Check each line of the records below for the string "screenshot", then state how many lines contain it, with no other output.

(Source data)
#####

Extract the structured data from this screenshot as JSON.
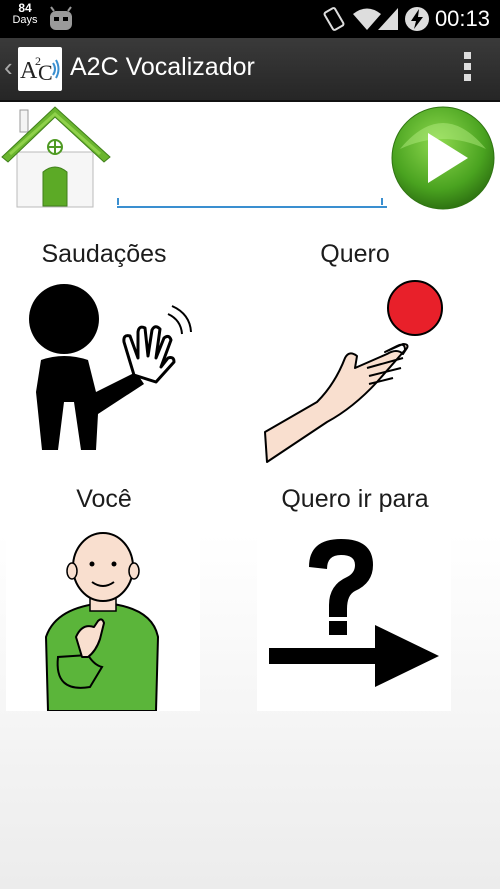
{
  "status_bar": {
    "days_count": "84",
    "days_label": "Days",
    "time": "00:13",
    "icons": [
      "android-icon",
      "vibrate-icon",
      "wifi-icon",
      "signal-icon",
      "battery-charging-icon"
    ]
  },
  "action_bar": {
    "title": "A2C Vocalizador",
    "logo_text": "A2C",
    "icons": [
      "app-logo",
      "overflow-menu-icon"
    ]
  },
  "controls": {
    "home_icon": "home-icon",
    "play_icon": "play-icon",
    "text_value": ""
  },
  "cards": [
    {
      "label": "Saudações",
      "icon": "waving-person-icon"
    },
    {
      "label": "Quero",
      "icon": "hand-reaching-ball-icon"
    },
    {
      "label": "Você",
      "icon": "person-pointing-icon"
    },
    {
      "label": "Quero ir para",
      "icon": "question-arrow-icon"
    }
  ],
  "colors": {
    "action_bar": "#2e2e2e",
    "accent_underline": "#3a8fd0",
    "play_green": "#4aa320",
    "ball_red": "#e8202a",
    "shirt_green": "#5bb53a"
  }
}
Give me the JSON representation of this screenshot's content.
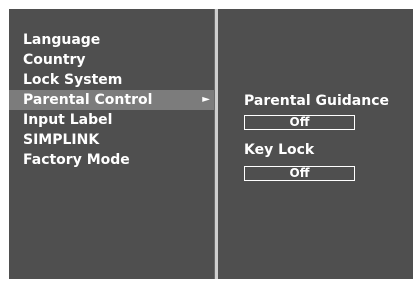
{
  "menu": {
    "items": [
      {
        "label": "Language"
      },
      {
        "label": "Country"
      },
      {
        "label": "Lock System"
      },
      {
        "label": "Parental Control",
        "selected": true
      },
      {
        "label": "Input Label"
      },
      {
        "label": "SIMPLINK"
      },
      {
        "label": "Factory Mode"
      }
    ],
    "selected_arrow": "►"
  },
  "submenu": {
    "parental_guidance": {
      "label": "Parental Guidance",
      "value": "Off"
    },
    "key_lock": {
      "label": "Key Lock",
      "value": "Off"
    }
  },
  "colors": {
    "panel_background": "#4f4f4f",
    "selected_row": "#7c7c7c",
    "text": "#ffffff",
    "divider": "#cfcfcf"
  }
}
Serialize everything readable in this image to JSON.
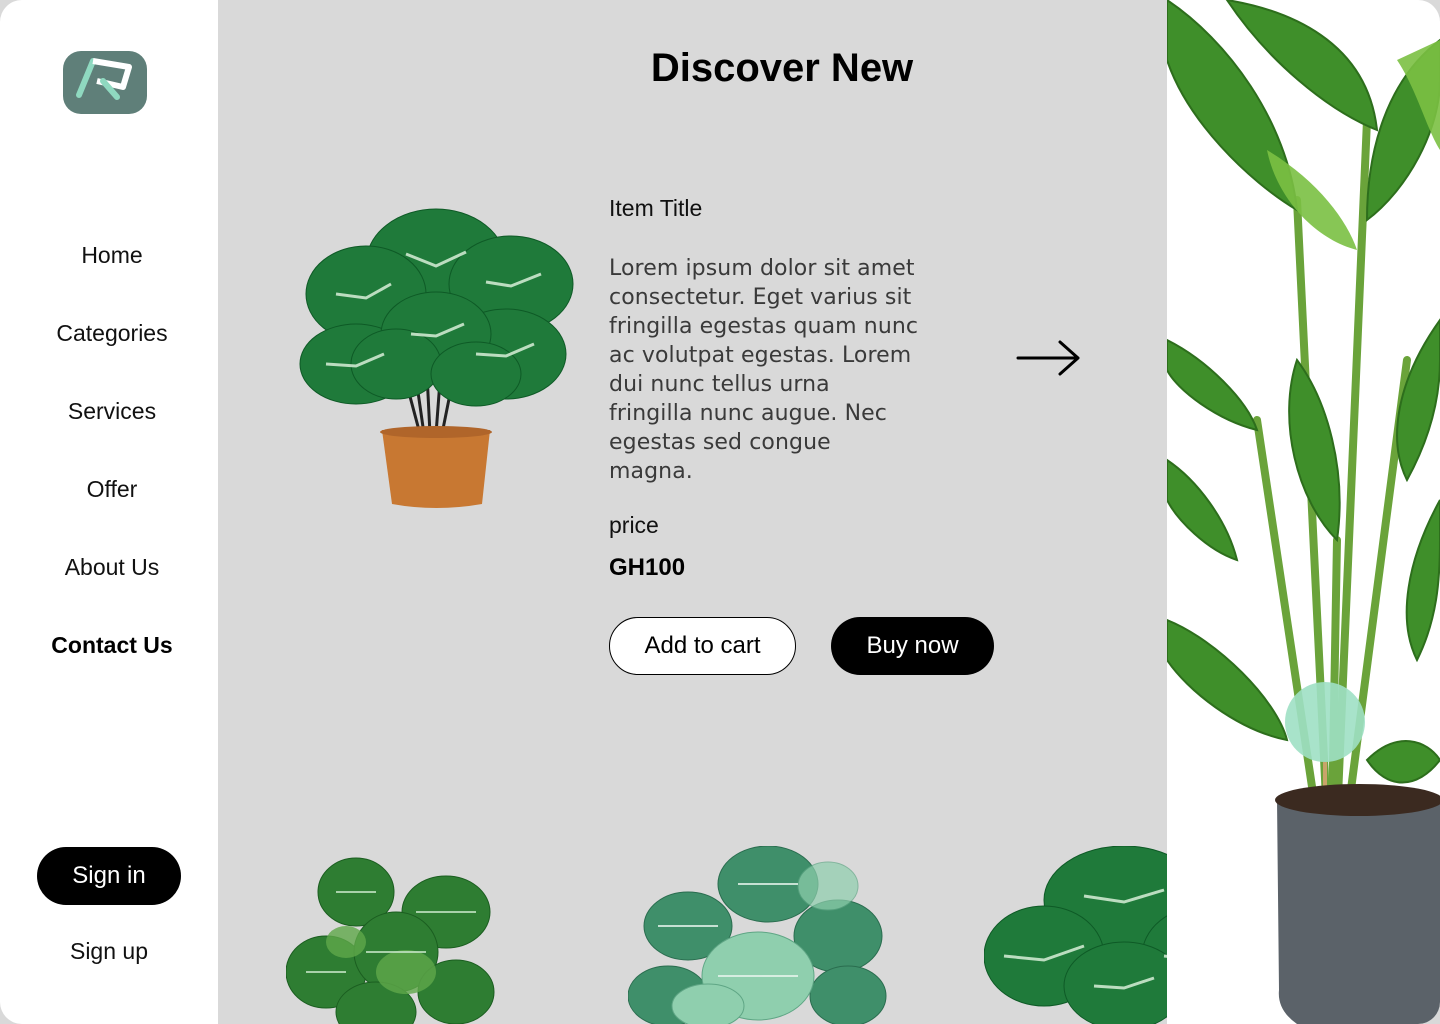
{
  "sidebar": {
    "nav": [
      {
        "label": "Home"
      },
      {
        "label": "Categories"
      },
      {
        "label": "Services"
      },
      {
        "label": "Offer"
      },
      {
        "label": "About Us"
      },
      {
        "label": "Contact Us",
        "active": true
      }
    ],
    "signin_label": "Sign in",
    "signup_label": "Sign up"
  },
  "main": {
    "title": "Discover New",
    "item": {
      "title": "Item Title",
      "description": "Lorem ipsum dolor sit amet consectetur. Eget varius sit fringilla egestas quam nunc ac volutpat egestas. Lorem dui nunc tellus urna fringilla nunc augue. Nec egestas sed congue magna.",
      "price_label": "price",
      "price_value": "GH100",
      "add_to_cart_label": "Add to cart",
      "buy_now_label": "Buy now"
    }
  },
  "colors": {
    "background": "#d9d9d9",
    "sidebar": "#ffffff",
    "logo": "#5f7f79",
    "accent_logo_stroke": "#8fd9c0",
    "leaf_dark": "#1f7a3a",
    "leaf_light": "#6fbf8e",
    "pot": "#c87832"
  },
  "icons": {
    "logo": "brand-logo-icon",
    "next": "arrow-right-icon"
  }
}
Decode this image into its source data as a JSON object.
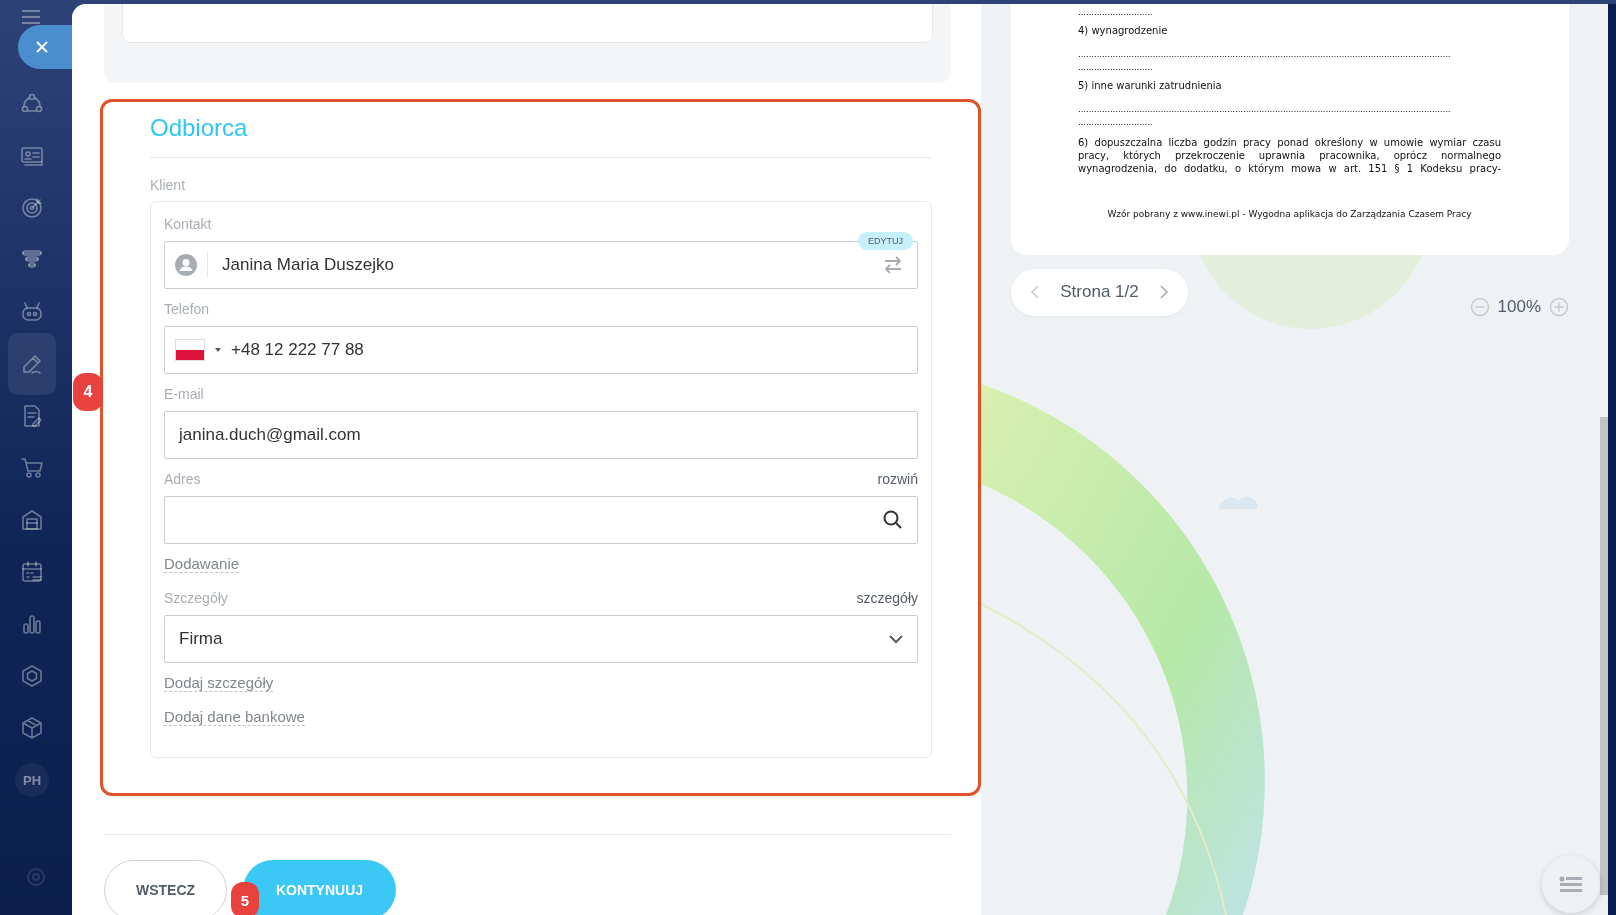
{
  "sidebar": {
    "items": [
      {
        "selected": false
      },
      {
        "selected": false
      },
      {
        "selected": false
      },
      {
        "selected": false
      },
      {
        "selected": false
      },
      {
        "selected": true
      },
      {
        "selected": false
      },
      {
        "selected": false
      },
      {
        "selected": false
      },
      {
        "selected": false
      },
      {
        "selected": false
      },
      {
        "selected": false
      },
      {
        "selected": false
      },
      {
        "label": "PH",
        "selected": false
      }
    ]
  },
  "recipient": {
    "title": "Odbiorca",
    "highlighted": true,
    "annotation": "4",
    "client_label": "Klient",
    "fields": [
      {
        "kind": "contact",
        "label": "Kontakt",
        "value": "Janina Maria Duszejko",
        "badge": "EDYTUJ"
      },
      {
        "kind": "phone",
        "label": "Telefon",
        "value": "+48 12 222 77 88"
      },
      {
        "kind": "text",
        "label": "E-mail",
        "value": "janina.duch@gmail.com"
      },
      {
        "kind": "search",
        "label": "Adres",
        "action": "rozwiń"
      },
      {
        "kind": "link",
        "label": "Dodawanie"
      },
      {
        "kind": "select",
        "label": "Szczegóły",
        "action": "szczegóły",
        "value": "Firma"
      },
      {
        "kind": "link",
        "label": "Dodaj szczegóły"
      },
      {
        "kind": "link",
        "label": "Dodaj dane bankowe"
      }
    ]
  },
  "buttons": [
    {
      "kind": "secondary",
      "label": "WSTECZ"
    },
    {
      "kind": "primary",
      "label": "KONTYNUUJ",
      "annotation": "5"
    }
  ],
  "document": {
    "lines": [
      {
        "kind": "dots",
        "text": "............................"
      },
      {
        "kind": "text",
        "text": "4) wynagrodzenie"
      },
      {
        "kind": "dots",
        "text": "............................................................................................................................................"
      },
      {
        "kind": "dots",
        "text": "............................"
      },
      {
        "kind": "text",
        "text": "5) inne warunki zatrudnienia"
      },
      {
        "kind": "dots",
        "text": "............................................................................................................................................"
      },
      {
        "kind": "dots",
        "text": "............................"
      },
      {
        "kind": "paragraph",
        "text": "6) dopuszczalna liczba godzin pracy ponad określony w umowie wymiar czasu pracy, których przekroczenie uprawnia pracownika, oprócz normalnego wynagrodzenia, do dodatku, o którym mowa w art. 151 § 1 Kodeksu pracy-"
      },
      {
        "kind": "footer",
        "text": "Wzór pobrany z www.inewi.pl - Wygodna aplikacja do Zarządzania Czasem Pracy"
      }
    ],
    "pager": "Strona 1/2",
    "zoom": "100%"
  }
}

#####

- Solution to this task
2